---------- RECORDED DATA

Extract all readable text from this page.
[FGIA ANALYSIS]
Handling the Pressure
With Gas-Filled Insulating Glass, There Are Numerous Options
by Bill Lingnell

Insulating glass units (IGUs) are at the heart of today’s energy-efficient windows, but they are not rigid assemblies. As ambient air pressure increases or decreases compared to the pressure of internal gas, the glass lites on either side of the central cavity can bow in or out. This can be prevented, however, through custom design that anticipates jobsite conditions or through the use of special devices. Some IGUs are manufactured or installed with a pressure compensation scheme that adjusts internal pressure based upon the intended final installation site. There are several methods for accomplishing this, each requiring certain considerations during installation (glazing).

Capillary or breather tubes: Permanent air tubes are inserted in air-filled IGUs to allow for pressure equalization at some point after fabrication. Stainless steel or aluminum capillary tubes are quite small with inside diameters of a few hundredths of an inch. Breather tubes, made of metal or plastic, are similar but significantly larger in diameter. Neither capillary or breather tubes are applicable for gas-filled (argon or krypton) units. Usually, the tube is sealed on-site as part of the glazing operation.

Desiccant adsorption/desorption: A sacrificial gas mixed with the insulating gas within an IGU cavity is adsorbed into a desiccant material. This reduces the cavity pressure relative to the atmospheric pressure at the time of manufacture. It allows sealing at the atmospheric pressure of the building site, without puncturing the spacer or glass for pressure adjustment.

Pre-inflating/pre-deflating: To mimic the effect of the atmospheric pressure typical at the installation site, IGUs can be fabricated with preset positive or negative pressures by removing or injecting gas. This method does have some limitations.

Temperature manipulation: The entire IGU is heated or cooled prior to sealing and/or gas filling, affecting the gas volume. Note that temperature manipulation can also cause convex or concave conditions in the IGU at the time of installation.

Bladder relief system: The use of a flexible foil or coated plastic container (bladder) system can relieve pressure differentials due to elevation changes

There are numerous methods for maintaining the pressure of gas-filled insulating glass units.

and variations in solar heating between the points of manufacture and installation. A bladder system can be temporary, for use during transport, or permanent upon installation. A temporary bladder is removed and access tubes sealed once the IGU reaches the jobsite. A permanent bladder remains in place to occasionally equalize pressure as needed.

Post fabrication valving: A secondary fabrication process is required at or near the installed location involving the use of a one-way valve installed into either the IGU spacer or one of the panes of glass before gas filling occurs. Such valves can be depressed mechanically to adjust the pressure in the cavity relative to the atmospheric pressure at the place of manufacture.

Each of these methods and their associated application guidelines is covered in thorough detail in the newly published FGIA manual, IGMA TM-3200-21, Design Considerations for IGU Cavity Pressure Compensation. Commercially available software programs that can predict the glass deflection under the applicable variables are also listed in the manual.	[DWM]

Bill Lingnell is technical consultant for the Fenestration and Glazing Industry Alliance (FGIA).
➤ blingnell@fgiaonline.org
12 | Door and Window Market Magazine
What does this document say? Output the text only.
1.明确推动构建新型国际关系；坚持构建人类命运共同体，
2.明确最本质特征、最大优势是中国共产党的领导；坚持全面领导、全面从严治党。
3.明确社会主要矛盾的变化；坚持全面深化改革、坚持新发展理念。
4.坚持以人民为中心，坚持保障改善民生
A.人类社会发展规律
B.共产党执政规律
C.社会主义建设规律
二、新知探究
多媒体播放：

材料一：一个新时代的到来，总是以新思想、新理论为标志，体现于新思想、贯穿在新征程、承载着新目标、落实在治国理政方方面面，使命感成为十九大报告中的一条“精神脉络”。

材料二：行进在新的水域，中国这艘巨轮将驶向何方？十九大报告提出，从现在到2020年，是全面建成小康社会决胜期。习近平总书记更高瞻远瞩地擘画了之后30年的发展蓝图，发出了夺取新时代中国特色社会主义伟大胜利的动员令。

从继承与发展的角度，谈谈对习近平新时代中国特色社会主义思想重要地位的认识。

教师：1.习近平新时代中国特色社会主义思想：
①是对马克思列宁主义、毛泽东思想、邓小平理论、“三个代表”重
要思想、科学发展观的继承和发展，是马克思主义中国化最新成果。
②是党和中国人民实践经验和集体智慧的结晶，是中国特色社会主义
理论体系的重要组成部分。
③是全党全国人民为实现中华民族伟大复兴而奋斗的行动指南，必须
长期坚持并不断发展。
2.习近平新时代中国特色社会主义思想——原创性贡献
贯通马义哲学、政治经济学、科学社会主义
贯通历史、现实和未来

--------------------

- **WORK TO DO**:
Out of the preceding entries, pull every line containing the string "system".

- **COMPLETE ANSWER**:
Bladder relief system: The use of a flexible foil or coated plastic container (bladder) system can relieve pressure differentials due to elevation changes
and variations in solar heating between the points of manufacture and installation. A bladder system can be temporary, for use during transport, or permanent upon installation. A temporary bladder is removed and access tubes sealed once the IGU reaches the jobsite. A permanent bladder remains in place to occasionally equalize pressure as needed.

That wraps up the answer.